=== CHALLENGE 1 ===
Could you retype the interview excerpt from "Interviewer: That's interesting" to "you still married?"?

Interviewer: That Israel child, what was that child's name?
Aronovsky: Her name's Pnina.
Interviewer: And how old is she now?
Aronovsky: She's 11 because in two years she'll be bat mitzvahed. Eleven. And one child was born here whose name is Shai, Hebrew name. And then when they went to London their little one, Shoshan was born. So they've got an Israeli, an American and a Canadian. All very interesting.
Interviewer: How old are the younger children?
Aronovsky: Shy is 9, two years younger. And Shoshan just turned 5. And they lived in London for a couple of years and then he decided after all these years he wants to go to rabbinic school. So they moved to L.A. and he goes to the University of Judaism. He's in his third year in rabbinic school. She got herself a wonderful job as education director for a big synagogue. So thank God she's able to help them survive because he's not working.
Interviewer: Keep the family going.
Aronovsky: Pardon?
Interviewer: To keep their family going?
Aronovsky: And being that he is Canadian, he can't work. He doesn't have a green card. So he does some tutoring and he does a few things but, thank God, so he's in his third year. He's got two more years. And he'll be a rabbi and ...
Interviewer: That's interesting . . . . isn't it?
Aronovsky: I'm just delighted. After all they've gone through. But thank God all of my grandchildren are Jewish which makes me happy.
Interviewer: Are you still married?
Aronovsky: No I'm not. We lived in Louisiana for 6 years. Then came to Columbus. We're here for 6 years and then moved around 2 years each in Michigan and elsewhere and then he went overseas to Viet Nam in '66 and I went to Canada. Decided to stay up there with my mother. She was living with my sister in Montreal. When he came back from Viet Nam, he was transferred to Germany, to Europe which was very difficult for me to go back. I felt Germany was covered with blood. I was . . . . I went and talked to my rabbi. I said, "What shall I do? My husband's being transferred to Germany. I find it very difficult to even think of it." He said, "Well according to Halacha, according to Jewish law, a wife goes with her husband and you have a choice. You can either go with your husband or not go with your husband. But I'm saying your duty is to your husband." So I thought, "Well, I'll go and I'll stay within the American community confines. Try to stay away from the Germans as much as I can." Got on the airplane, we flew. We landed in Frankfurt. I couldn't get off the plane. I was tied to the seat. I couldn't get off the plane to get on to the tarmac. Well I finally did, I got off and stayed. We were stationed in Wiesbaden. American housing. American shopping but you still had to go into the city. You can't just stay there forever. But every time I'd see a man in his 40s or 50s, this was 1970, 20 years after the war, 25 years after the war. I'd see a man in his 50s, 60s, think to myself, "Where were you? Did you have a gun in your hand? What were you doing 25-30 years ago?" I tried not to go into town too much. But being in Germany in the middle of Europe, I did a lot of traveling. Went to Israel, went to Holland, went to several. So that was nice, with tours. From there, we were there a year and a half. In the meantime my older son Jim was bar mitzvah in Dayton and he was already in college.
Interviewer: Dayton, Ohio?

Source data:
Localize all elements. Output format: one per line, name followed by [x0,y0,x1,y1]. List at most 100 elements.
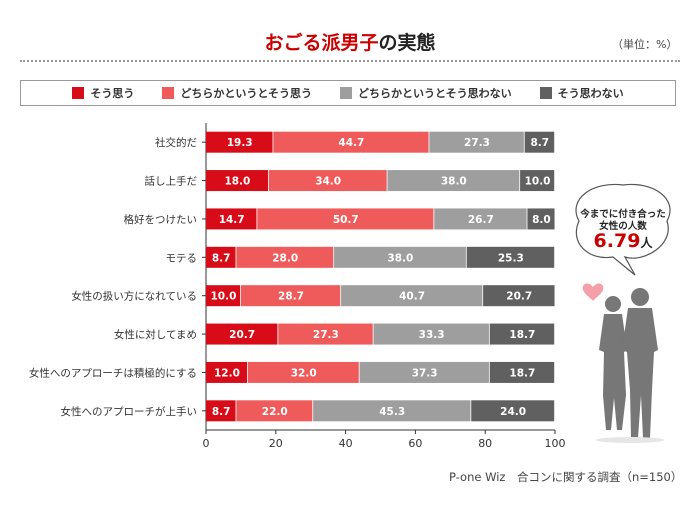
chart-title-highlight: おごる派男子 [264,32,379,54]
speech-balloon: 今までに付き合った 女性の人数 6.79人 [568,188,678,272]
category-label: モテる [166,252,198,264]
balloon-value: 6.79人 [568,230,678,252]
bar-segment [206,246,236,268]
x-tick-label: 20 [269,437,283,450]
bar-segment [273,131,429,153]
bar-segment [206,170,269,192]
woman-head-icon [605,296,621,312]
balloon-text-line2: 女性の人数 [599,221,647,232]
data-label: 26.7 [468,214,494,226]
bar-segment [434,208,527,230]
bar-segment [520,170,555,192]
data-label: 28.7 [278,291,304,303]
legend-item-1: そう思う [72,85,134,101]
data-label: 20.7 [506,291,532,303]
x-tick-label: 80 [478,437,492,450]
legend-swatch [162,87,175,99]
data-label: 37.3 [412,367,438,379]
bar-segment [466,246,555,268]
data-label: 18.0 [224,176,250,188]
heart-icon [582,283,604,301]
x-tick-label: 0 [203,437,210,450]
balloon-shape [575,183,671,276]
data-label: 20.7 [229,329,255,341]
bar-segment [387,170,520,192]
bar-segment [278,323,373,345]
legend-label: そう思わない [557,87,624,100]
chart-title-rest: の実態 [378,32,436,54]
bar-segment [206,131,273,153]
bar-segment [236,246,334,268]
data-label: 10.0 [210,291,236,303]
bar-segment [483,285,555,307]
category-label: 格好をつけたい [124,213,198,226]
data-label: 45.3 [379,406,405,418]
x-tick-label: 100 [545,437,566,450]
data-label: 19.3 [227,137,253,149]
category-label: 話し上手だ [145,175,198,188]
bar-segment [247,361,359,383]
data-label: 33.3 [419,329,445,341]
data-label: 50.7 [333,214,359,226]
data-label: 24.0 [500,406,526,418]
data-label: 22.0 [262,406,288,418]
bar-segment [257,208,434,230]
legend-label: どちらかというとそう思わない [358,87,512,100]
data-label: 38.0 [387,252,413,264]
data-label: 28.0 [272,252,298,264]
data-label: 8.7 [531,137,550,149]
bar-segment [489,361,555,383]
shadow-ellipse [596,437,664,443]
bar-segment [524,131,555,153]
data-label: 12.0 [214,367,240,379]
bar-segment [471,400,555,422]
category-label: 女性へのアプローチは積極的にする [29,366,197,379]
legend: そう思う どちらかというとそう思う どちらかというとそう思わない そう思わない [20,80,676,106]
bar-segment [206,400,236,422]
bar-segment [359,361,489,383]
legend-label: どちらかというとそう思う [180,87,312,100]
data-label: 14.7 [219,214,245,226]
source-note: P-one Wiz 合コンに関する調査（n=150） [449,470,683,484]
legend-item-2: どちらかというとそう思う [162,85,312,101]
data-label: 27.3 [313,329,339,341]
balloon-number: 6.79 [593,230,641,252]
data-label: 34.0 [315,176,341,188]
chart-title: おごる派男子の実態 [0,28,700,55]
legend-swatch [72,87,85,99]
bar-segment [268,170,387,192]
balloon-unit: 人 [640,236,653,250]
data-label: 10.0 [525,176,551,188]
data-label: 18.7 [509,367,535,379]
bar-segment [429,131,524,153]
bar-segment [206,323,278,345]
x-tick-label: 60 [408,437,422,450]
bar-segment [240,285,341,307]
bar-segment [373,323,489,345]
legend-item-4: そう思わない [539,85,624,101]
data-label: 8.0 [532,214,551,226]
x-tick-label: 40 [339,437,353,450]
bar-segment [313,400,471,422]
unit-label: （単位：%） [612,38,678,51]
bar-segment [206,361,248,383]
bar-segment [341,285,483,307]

=== CHALLENGE 2 ===
Can you echo, word for word, the lines in the records from the line with "chart-title-highlight: おごる派男子 [264,32,379,54]" to the line with "legend-item-1: そう思う [72,85,134,101]", including both and nothing else?

=== SOLUTION 1 ===
Interviewer: That's interesting . . . . isn't it?
Aronovsky: I'm just delighted. After all they've gone through. But thank God all of my grandchildren are Jewish which makes me happy.
Interviewer: Are you still married?

=== SOLUTION 2 ===
chart-title-highlight: おごる派男子 [264,32,379,54]
speech-balloon: 今までに付き合った 女性の人数 6.79人 [568,188,678,272]
category-label: モテる [166,252,198,264]
balloon-value: 6.79人 [568,230,678,252]
bar-segment [206,246,236,268]
x-tick-label: 20 [269,437,283,450]
bar-segment [273,131,429,153]
bar-segment [206,170,269,192]
woman-head-icon [605,296,621,312]
balloon-text-line2: 女性の人数 [599,221,647,232]
data-label: 26.7 [468,214,494,226]
bar-segment [434,208,527,230]
bar-segment [520,170,555,192]
data-label: 28.7 [278,291,304,303]
legend-item-1: そう思う [72,85,134,101]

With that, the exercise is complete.